The records below must be written out exactly, with every picture left behind.

(Data tied to figure images)

▼

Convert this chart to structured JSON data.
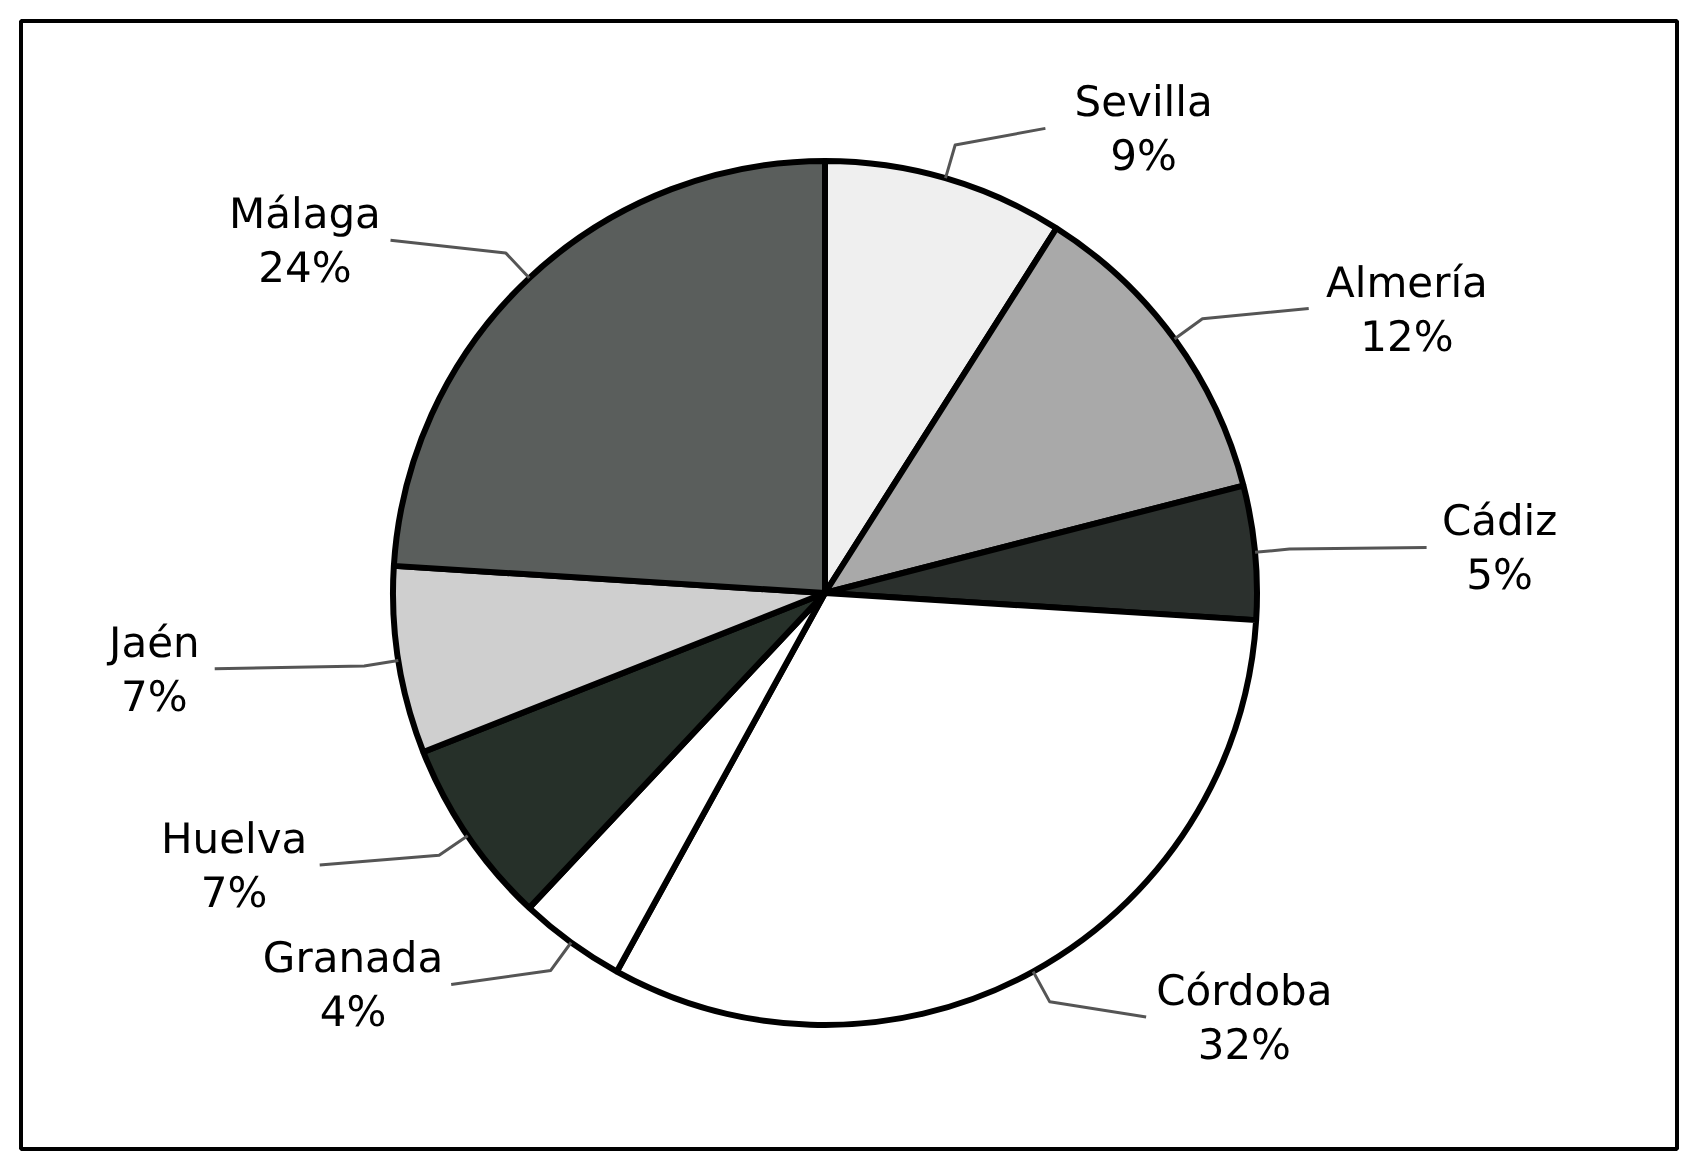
{
  "chart_data": {
    "type": "pie",
    "categories": [
      "Sevilla",
      "Almería",
      "Cádiz",
      "Córdoba",
      "Granada",
      "Huelva",
      "Jaén",
      "Málaga"
    ],
    "values": [
      9,
      12,
      5,
      32,
      4,
      7,
      7,
      24
    ],
    "value_labels": [
      "9%",
      "12%",
      "5%",
      "32%",
      "4%",
      "7%",
      "7%",
      "24%"
    ],
    "colors": [
      "#efefef",
      "#a9a9a9",
      "#2b302d",
      "#ffffff",
      "#ffffff",
      "#263029",
      "#cfcfcf",
      "#5a5e5c"
    ]
  }
}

▲

__SOLUTION TO THIS TASK__
Convert this chart to structured JSON data.
{
  "chart_data": {
    "type": "pie",
    "categories": [
      "Sevilla",
      "Almería",
      "Cádiz",
      "Córdoba",
      "Granada",
      "Huelva",
      "Jaén",
      "Málaga"
    ],
    "values": [
      9,
      12,
      5,
      32,
      4,
      7,
      7,
      24
    ],
    "value_labels": [
      "9%",
      "12%",
      "5%",
      "32%",
      "4%",
      "7%",
      "7%",
      "24%"
    ],
    "colors": [
      "#efefef",
      "#a9a9a9",
      "#2b302d",
      "#ffffff",
      "#ffffff",
      "#263029",
      "#cfcfcf",
      "#5a5e5c"
    ]
  }
}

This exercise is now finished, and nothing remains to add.